- Exercise aim -
Write out every entry, unchanged. Skip any picture.

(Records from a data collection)
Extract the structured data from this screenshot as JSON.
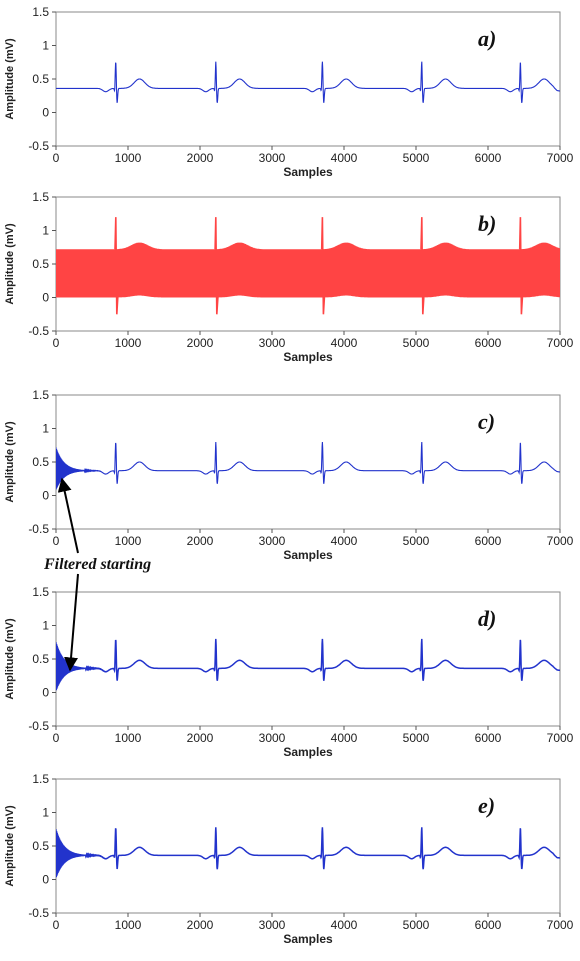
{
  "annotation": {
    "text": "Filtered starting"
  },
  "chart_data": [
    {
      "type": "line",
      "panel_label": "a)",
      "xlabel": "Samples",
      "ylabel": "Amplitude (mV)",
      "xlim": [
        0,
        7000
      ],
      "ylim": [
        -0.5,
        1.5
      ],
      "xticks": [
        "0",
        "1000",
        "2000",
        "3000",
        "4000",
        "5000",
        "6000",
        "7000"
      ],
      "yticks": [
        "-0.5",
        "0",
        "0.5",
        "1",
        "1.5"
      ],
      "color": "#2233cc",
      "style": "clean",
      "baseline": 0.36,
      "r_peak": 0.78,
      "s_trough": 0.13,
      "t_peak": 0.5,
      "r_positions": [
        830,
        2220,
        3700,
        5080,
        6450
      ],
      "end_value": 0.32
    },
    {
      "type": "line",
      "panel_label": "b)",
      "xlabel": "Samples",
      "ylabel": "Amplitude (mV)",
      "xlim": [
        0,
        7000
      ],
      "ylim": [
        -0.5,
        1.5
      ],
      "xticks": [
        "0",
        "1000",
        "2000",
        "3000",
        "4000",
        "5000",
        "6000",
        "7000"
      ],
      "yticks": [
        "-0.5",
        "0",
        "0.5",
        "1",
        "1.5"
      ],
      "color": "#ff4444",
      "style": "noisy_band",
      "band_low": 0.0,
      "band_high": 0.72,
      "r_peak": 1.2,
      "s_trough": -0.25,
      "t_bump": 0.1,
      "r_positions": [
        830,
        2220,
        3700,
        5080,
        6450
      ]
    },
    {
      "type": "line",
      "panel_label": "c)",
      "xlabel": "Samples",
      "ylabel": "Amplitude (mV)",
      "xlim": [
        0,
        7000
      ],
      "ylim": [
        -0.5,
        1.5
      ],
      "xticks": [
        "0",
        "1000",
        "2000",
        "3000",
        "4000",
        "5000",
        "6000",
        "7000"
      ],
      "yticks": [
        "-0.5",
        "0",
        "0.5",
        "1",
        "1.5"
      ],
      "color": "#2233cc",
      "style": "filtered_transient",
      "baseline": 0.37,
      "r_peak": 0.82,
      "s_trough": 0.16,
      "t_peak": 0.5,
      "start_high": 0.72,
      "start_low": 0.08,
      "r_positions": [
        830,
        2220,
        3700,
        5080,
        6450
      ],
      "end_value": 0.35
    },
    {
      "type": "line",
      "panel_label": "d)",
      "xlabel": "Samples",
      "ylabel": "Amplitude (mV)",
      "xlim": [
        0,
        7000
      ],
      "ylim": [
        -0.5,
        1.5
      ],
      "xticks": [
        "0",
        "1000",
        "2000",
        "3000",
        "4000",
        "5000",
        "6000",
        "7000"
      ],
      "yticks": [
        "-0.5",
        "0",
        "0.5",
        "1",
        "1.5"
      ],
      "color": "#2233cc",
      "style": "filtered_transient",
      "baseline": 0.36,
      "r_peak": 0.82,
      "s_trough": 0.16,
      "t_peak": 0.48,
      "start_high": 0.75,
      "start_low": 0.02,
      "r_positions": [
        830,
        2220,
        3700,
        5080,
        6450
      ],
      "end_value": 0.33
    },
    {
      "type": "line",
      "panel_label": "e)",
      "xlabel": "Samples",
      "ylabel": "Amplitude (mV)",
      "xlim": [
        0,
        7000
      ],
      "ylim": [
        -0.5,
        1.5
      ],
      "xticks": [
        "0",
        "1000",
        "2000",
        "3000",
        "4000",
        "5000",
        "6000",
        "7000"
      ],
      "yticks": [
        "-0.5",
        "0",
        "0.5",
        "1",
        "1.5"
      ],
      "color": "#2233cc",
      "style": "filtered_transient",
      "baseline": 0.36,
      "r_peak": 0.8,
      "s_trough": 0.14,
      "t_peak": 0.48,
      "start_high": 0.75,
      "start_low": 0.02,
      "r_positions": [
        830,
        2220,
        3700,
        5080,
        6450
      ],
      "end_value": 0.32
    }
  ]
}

- Full answer -
Extract the structured data from this screenshot as JSON.
{
  "annotation": {
    "text": "Filtered starting"
  },
  "chart_data": [
    {
      "type": "line",
      "panel_label": "a)",
      "xlabel": "Samples",
      "ylabel": "Amplitude (mV)",
      "xlim": [
        0,
        7000
      ],
      "ylim": [
        -0.5,
        1.5
      ],
      "xticks": [
        "0",
        "1000",
        "2000",
        "3000",
        "4000",
        "5000",
        "6000",
        "7000"
      ],
      "yticks": [
        "-0.5",
        "0",
        "0.5",
        "1",
        "1.5"
      ],
      "color": "#2233cc",
      "style": "clean",
      "baseline": 0.36,
      "r_peak": 0.78,
      "s_trough": 0.13,
      "t_peak": 0.5,
      "r_positions": [
        830,
        2220,
        3700,
        5080,
        6450
      ],
      "end_value": 0.32
    },
    {
      "type": "line",
      "panel_label": "b)",
      "xlabel": "Samples",
      "ylabel": "Amplitude (mV)",
      "xlim": [
        0,
        7000
      ],
      "ylim": [
        -0.5,
        1.5
      ],
      "xticks": [
        "0",
        "1000",
        "2000",
        "3000",
        "4000",
        "5000",
        "6000",
        "7000"
      ],
      "yticks": [
        "-0.5",
        "0",
        "0.5",
        "1",
        "1.5"
      ],
      "color": "#ff4444",
      "style": "noisy_band",
      "band_low": 0.0,
      "band_high": 0.72,
      "r_peak": 1.2,
      "s_trough": -0.25,
      "t_bump": 0.1,
      "r_positions": [
        830,
        2220,
        3700,
        5080,
        6450
      ]
    },
    {
      "type": "line",
      "panel_label": "c)",
      "xlabel": "Samples",
      "ylabel": "Amplitude (mV)",
      "xlim": [
        0,
        7000
      ],
      "ylim": [
        -0.5,
        1.5
      ],
      "xticks": [
        "0",
        "1000",
        "2000",
        "3000",
        "4000",
        "5000",
        "6000",
        "7000"
      ],
      "yticks": [
        "-0.5",
        "0",
        "0.5",
        "1",
        "1.5"
      ],
      "color": "#2233cc",
      "style": "filtered_transient",
      "baseline": 0.37,
      "r_peak": 0.82,
      "s_trough": 0.16,
      "t_peak": 0.5,
      "start_high": 0.72,
      "start_low": 0.08,
      "r_positions": [
        830,
        2220,
        3700,
        5080,
        6450
      ],
      "end_value": 0.35
    },
    {
      "type": "line",
      "panel_label": "d)",
      "xlabel": "Samples",
      "ylabel": "Amplitude (mV)",
      "xlim": [
        0,
        7000
      ],
      "ylim": [
        -0.5,
        1.5
      ],
      "xticks": [
        "0",
        "1000",
        "2000",
        "3000",
        "4000",
        "5000",
        "6000",
        "7000"
      ],
      "yticks": [
        "-0.5",
        "0",
        "0.5",
        "1",
        "1.5"
      ],
      "color": "#2233cc",
      "style": "filtered_transient",
      "baseline": 0.36,
      "r_peak": 0.82,
      "s_trough": 0.16,
      "t_peak": 0.48,
      "start_high": 0.75,
      "start_low": 0.02,
      "r_positions": [
        830,
        2220,
        3700,
        5080,
        6450
      ],
      "end_value": 0.33
    },
    {
      "type": "line",
      "panel_label": "e)",
      "xlabel": "Samples",
      "ylabel": "Amplitude (mV)",
      "xlim": [
        0,
        7000
      ],
      "ylim": [
        -0.5,
        1.5
      ],
      "xticks": [
        "0",
        "1000",
        "2000",
        "3000",
        "4000",
        "5000",
        "6000",
        "7000"
      ],
      "yticks": [
        "-0.5",
        "0",
        "0.5",
        "1",
        "1.5"
      ],
      "color": "#2233cc",
      "style": "filtered_transient",
      "baseline": 0.36,
      "r_peak": 0.8,
      "s_trough": 0.14,
      "t_peak": 0.48,
      "start_high": 0.75,
      "start_low": 0.02,
      "r_positions": [
        830,
        2220,
        3700,
        5080,
        6450
      ],
      "end_value": 0.32
    }
  ]
}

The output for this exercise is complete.